[Required work] Search the data below for the string "frac". Extract every line that contains it.

[Data extract]
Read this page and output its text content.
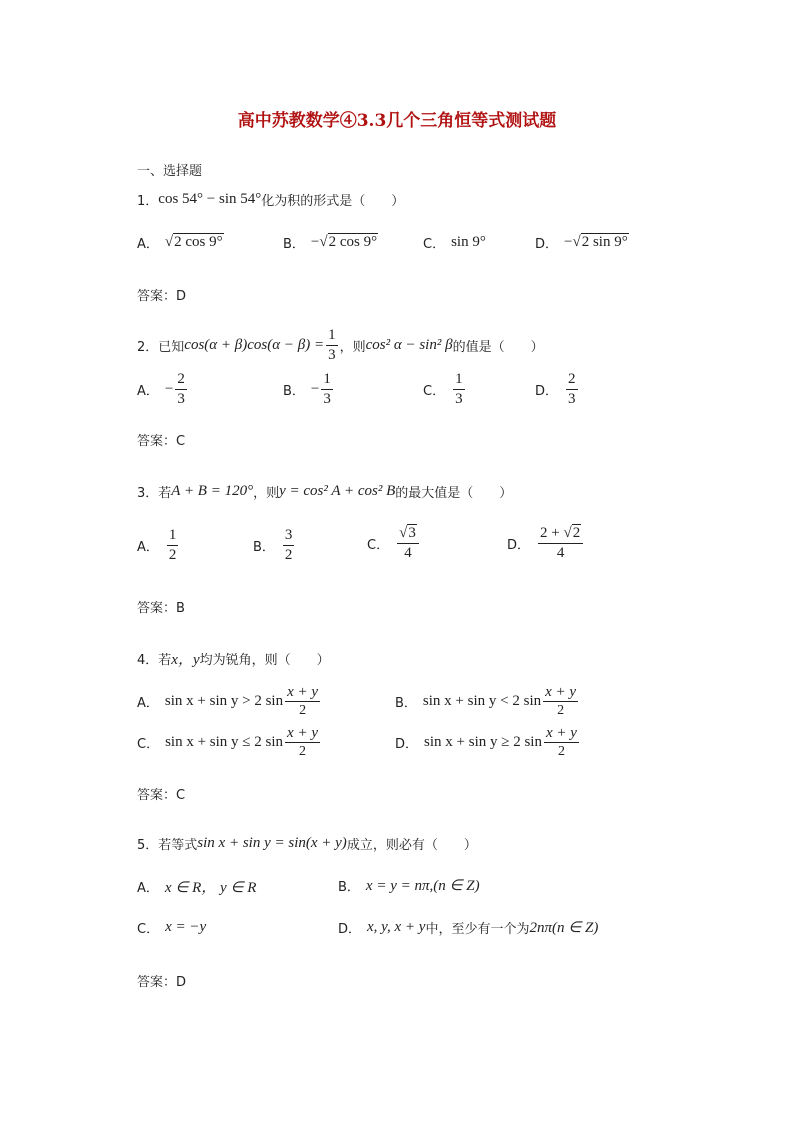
高中苏教数学④3.3几个三角恒等式测试题
一、选择题
1． cos 54° − sin 54° 化为积的形式是（　　）
A． √ 2 cos 9°	B． − √ 2 cos 9°	C． sin 9°	D． − √ 2 sin 9°
答案：D
2． 已知 $\cos(\alpha + \beta)\cos(\alpha - \beta) = \frac{1}{3}$ ，则 cos² α − sin² β 的值是（　　）
A． − $\frac{2}{3}$	B． − $\frac{1}{3}$	C． $\frac{1}{3}$	D． $\frac{2}{3}$
答案：C
3． 若 A + B = 120° ，则 y = cos² A + cos² B 的最大值是（　　）
A． $\frac{1}{2}$	B． $\frac{3}{2}$	C． $\frac{√3}{4}$	D． $\frac{2 + √2}{4}$
答案：B
4． 若 x，y 均为锐角，则（　　）
A． sin x + sin y > 2 $\sin \frac{x + y}{2}$	B． sin x + sin y < 2 $\sin \frac{x + y}{2}$
C． sin x + sin y ≤ 2 $\sin \frac{x + y}{2}$	D． sin x + sin y ≥ 2 $\sin \frac{x + y}{2}$
答案：C
5． 若等式 sin x + sin y = sin(x + y) 成立，则必有（　　）
A． x ∈ R， y ∈ R	B． x = y = nπ,(n ∈ Z)
C． x = −y	D． x, y, x + y 中，至少有一个为 2nπ(n ∈ Z)
答案：D
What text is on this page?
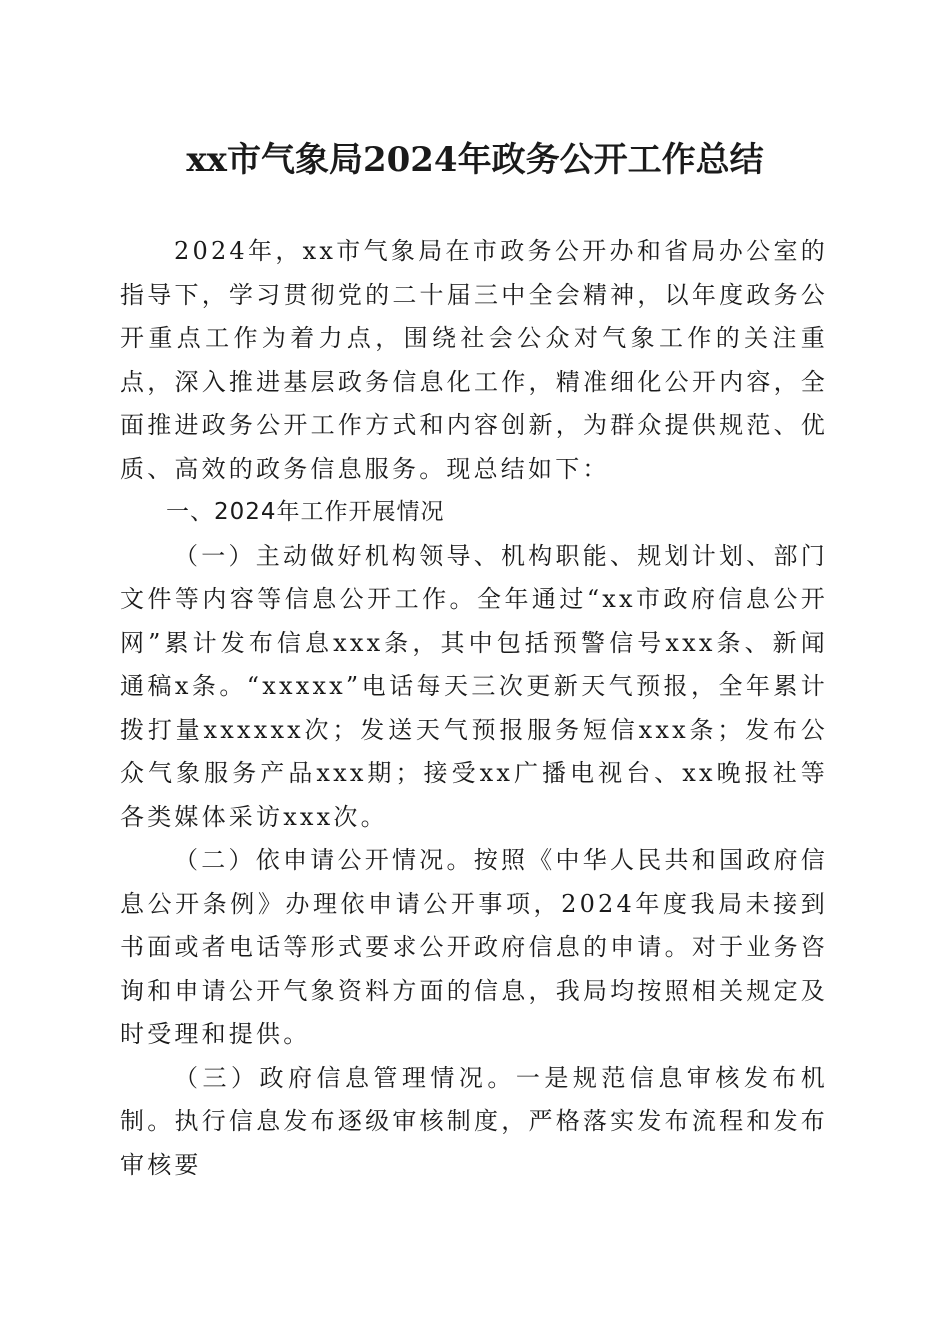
xx市气象局2024年政务公开工作总结

2024年，xx市气象局在市政务公开办和省局办公室的指导下，学习贯彻党的二十届三中全会精神，以年度政务公开重点工作为着力点，围绕社会公众对气象工作的关注重点，深入推进基层政务信息化工作，精准细化公开内容，全面推进政务公开工作方式和内容创新，为群众提供规范、优质、高效的政务信息服务。现总结如下：

一、2024年工作开展情况

（一）主动做好机构领导、机构职能、规划计划、部门文件等内容等信息公开工作。全年通过“xx市政府信息公开网”累计发布信息xxx条，其中包括预警信号xxx条、新闻通稿x条。“xxxxx”电话每天三次更新天气预报，全年累计拨打量xxxxxx次；发送天气预报服务短信xxx条；发布公众气象服务产品xxx期；接受xx广播电视台、xx晚报社等各类媒体采访xxx次。

（二）依申请公开情况。按照《中华人民共和国政府信息公开条例》办理依申请公开事项，2024年度我局未接到书面或者电话等形式要求公开政府信息的申请。对于业务咨询和申请公开气象资料方面的信息，我局均按照相关规定及时受理和提供。

（三）政府信息管理情况。一是规范信息审核发布机制。执行信息发布逐级审核制度，严格落实发布流程和发布审核要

[Output below]
2． 已知 $\cos(\alpha + \beta)\cos(\alpha - \beta) = \frac{1}{3}$ ，则 cos² α − sin² β 的值是（　　）
A． − $\frac{2}{3}$	B． − $\frac{1}{3}$	C． $\frac{1}{3}$	D． $\frac{2}{3}$
A． $\frac{1}{2}$	B． $\frac{3}{2}$	C． $\frac{√3}{4}$	D． $\frac{2 + √2}{4}$
A． sin x + sin y > 2 $\sin \frac{x + y}{2}$	B． sin x + sin y < 2 $\sin \frac{x + y}{2}$
C． sin x + sin y ≤ 2 $\sin \frac{x + y}{2}$	D． sin x + sin y ≥ 2 $\sin \frac{x + y}{2}$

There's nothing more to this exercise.